> Task details: Reproduce the records below exactly as given.

* begin *

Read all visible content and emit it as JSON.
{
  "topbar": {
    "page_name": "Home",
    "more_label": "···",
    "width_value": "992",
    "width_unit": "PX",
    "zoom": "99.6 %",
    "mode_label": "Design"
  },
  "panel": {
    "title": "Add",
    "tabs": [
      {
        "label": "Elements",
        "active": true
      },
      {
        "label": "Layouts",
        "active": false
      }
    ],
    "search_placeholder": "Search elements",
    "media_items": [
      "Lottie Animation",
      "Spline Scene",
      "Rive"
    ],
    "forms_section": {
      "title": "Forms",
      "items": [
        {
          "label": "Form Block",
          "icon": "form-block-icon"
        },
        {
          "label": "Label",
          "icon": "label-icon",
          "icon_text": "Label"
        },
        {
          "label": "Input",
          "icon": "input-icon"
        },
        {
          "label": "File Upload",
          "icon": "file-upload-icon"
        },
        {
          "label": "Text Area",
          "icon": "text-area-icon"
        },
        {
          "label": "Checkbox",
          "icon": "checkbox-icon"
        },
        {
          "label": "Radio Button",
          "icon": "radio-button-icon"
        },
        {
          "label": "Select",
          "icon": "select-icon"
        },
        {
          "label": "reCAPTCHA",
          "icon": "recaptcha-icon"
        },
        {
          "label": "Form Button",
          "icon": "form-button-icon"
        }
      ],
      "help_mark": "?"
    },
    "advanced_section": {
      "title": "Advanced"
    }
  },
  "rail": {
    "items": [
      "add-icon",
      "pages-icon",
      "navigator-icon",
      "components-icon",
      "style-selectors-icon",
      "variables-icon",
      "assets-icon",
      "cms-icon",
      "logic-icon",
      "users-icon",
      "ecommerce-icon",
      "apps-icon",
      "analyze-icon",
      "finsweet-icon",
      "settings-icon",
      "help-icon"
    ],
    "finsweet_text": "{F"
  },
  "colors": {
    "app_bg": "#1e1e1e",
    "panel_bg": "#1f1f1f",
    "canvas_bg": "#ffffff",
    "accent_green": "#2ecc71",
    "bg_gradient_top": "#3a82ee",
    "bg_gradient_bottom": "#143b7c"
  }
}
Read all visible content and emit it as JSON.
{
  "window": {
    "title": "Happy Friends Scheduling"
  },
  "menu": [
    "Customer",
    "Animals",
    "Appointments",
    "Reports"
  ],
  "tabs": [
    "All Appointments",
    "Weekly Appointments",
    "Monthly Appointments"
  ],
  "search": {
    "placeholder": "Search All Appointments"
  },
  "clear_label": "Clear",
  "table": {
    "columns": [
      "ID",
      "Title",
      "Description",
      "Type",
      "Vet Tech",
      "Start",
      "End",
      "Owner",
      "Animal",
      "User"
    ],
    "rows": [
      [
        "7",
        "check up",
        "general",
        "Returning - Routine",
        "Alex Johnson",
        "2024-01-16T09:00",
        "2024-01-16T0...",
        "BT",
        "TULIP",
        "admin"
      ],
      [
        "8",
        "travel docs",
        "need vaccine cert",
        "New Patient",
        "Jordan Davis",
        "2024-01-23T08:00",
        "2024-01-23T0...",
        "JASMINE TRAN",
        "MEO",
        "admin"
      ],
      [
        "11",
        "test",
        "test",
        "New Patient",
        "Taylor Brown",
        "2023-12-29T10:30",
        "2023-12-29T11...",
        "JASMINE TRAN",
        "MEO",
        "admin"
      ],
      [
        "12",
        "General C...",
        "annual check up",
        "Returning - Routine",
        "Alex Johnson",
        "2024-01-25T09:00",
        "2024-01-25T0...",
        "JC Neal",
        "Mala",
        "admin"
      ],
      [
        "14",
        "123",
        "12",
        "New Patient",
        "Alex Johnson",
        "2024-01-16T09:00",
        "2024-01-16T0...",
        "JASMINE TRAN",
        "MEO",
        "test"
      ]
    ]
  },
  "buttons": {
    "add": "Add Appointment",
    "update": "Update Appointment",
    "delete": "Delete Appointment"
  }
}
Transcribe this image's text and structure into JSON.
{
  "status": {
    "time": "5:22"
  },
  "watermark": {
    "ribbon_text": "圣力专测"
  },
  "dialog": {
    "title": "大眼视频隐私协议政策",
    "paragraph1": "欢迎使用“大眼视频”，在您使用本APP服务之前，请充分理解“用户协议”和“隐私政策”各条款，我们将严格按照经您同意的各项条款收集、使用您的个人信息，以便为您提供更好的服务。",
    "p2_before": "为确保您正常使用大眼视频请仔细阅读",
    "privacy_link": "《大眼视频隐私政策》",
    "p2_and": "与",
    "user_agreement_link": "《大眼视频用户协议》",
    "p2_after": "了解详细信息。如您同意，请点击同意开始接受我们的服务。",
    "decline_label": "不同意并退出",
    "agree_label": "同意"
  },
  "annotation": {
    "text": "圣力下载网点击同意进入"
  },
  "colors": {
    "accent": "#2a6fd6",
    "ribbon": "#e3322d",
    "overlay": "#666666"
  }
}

* end *

> Result for this exercise:
Read all visible content and emit it as JSON.
{
  "topbar": {
    "page_name": "Home",
    "more_label": "···",
    "width_value": "992",
    "width_unit": "PX",
    "zoom": "99.6 %",
    "mode_label": "Design"
  },
  "panel": {
    "title": "Add",
    "tabs": [
      {
        "label": "Elements",
        "active": true
      },
      {
        "label": "Layouts",
        "active": false
      }
    ],
    "search_placeholder": "Search elements",
    "media_items": [
      "Lottie Animation",
      "Spline Scene",
      "Rive"
    ],
    "forms_section": {
      "title": "Forms",
      "items": [
        {
          "label": "Form Block",
          "icon": "form-block-icon"
        },
        {
          "label": "Label",
          "icon": "label-icon",
          "icon_text": "Label"
        },
        {
          "label": "Input",
          "icon": "input-icon"
        },
        {
          "label": "File Upload",
          "icon": "file-upload-icon"
        },
        {
          "label": "Text Area",
          "icon": "text-area-icon"
        },
        {
          "label": "Checkbox",
          "icon": "checkbox-icon"
        },
        {
          "label": "Radio Button",
          "icon": "radio-button-icon"
        },
        {
          "label": "Select",
          "icon": "select-icon"
        },
        {
          "label": "reCAPTCHA",
          "icon": "recaptcha-icon"
        },
        {
          "label": "Form Button",
          "icon": "form-button-icon"
        }
      ],
      "help_mark": "?"
    },
    "advanced_section": {
      "title": "Advanced"
    }
  },
  "rail": {
    "items": [
      "add-icon",
      "pages-icon",
      "navigator-icon",
      "components-icon",
      "style-selectors-icon",
      "variables-icon",
      "assets-icon",
      "cms-icon",
      "logic-icon",
      "users-icon",
      "ecommerce-icon",
      "apps-icon",
      "analyze-icon",
      "finsweet-icon",
      "settings-icon",
      "help-icon"
    ],
    "finsweet_text": "{F"
  },
  "colors": {
    "app_bg": "#1e1e1e",
    "panel_bg": "#1f1f1f",
    "canvas_bg": "#ffffff",
    "accent_green": "#2ecc71",
    "bg_gradient_top": "#3a82ee",
    "bg_gradient_bottom": "#143b7c"
  }
}
Read all visible content and emit it as JSON.
{
  "window": {
    "title": "Happy Friends Scheduling"
  },
  "menu": [
    "Customer",
    "Animals",
    "Appointments",
    "Reports"
  ],
  "tabs": [
    "All Appointments",
    "Weekly Appointments",
    "Monthly Appointments"
  ],
  "search": {
    "placeholder": "Search All Appointments"
  },
  "clear_label": "Clear",
  "table": {
    "columns": [
      "ID",
      "Title",
      "Description",
      "Type",
      "Vet Tech",
      "Start",
      "End",
      "Owner",
      "Animal",
      "User"
    ],
    "rows": [
      [
        "7",
        "check up",
        "general",
        "Returning - Routine",
        "Alex Johnson",
        "2024-01-16T09:00",
        "2024-01-16T0...",
        "BT",
        "TULIP",
        "admin"
      ],
      [
        "8",
        "travel docs",
        "need vaccine cert",
        "New Patient",
        "Jordan Davis",
        "2024-01-23T08:00",
        "2024-01-23T0...",
        "JASMINE TRAN",
        "MEO",
        "admin"
      ],
      [
        "11",
        "test",
        "test",
        "New Patient",
        "Taylor Brown",
        "2023-12-29T10:30",
        "2023-12-29T11...",
        "JASMINE TRAN",
        "MEO",
        "admin"
      ],
      [
        "12",
        "General C...",
        "annual check up",
        "Returning - Routine",
        "Alex Johnson",
        "2024-01-25T09:00",
        "2024-01-25T0...",
        "JC Neal",
        "Mala",
        "admin"
      ],
      [
        "14",
        "123",
        "12",
        "New Patient",
        "Alex Johnson",
        "2024-01-16T09:00",
        "2024-01-16T0...",
        "JASMINE TRAN",
        "MEO",
        "test"
      ]
    ]
  },
  "buttons": {
    "add": "Add Appointment",
    "update": "Update Appointment",
    "delete": "Delete Appointment"
  }
}
Transcribe this image's text and structure into JSON.
{
  "status": {
    "time": "5:22"
  },
  "watermark": {
    "ribbon_text": "圣力专测"
  },
  "dialog": {
    "title": "大眼视频隐私协议政策",
    "paragraph1": "欢迎使用“大眼视频”，在您使用本APP服务之前，请充分理解“用户协议”和“隐私政策”各条款，我们将严格按照经您同意的各项条款收集、使用您的个人信息，以便为您提供更好的服务。",
    "p2_before": "为确保您正常使用大眼视频请仔细阅读",
    "privacy_link": "《大眼视频隐私政策》",
    "p2_and": "与",
    "user_agreement_link": "《大眼视频用户协议》",
    "p2_after": "了解详细信息。如您同意，请点击同意开始接受我们的服务。",
    "decline_label": "不同意并退出",
    "agree_label": "同意"
  },
  "annotation": {
    "text": "圣力下载网点击同意进入"
  },
  "colors": {
    "accent": "#2a6fd6",
    "ribbon": "#e3322d",
    "overlay": "#666666"
  }
}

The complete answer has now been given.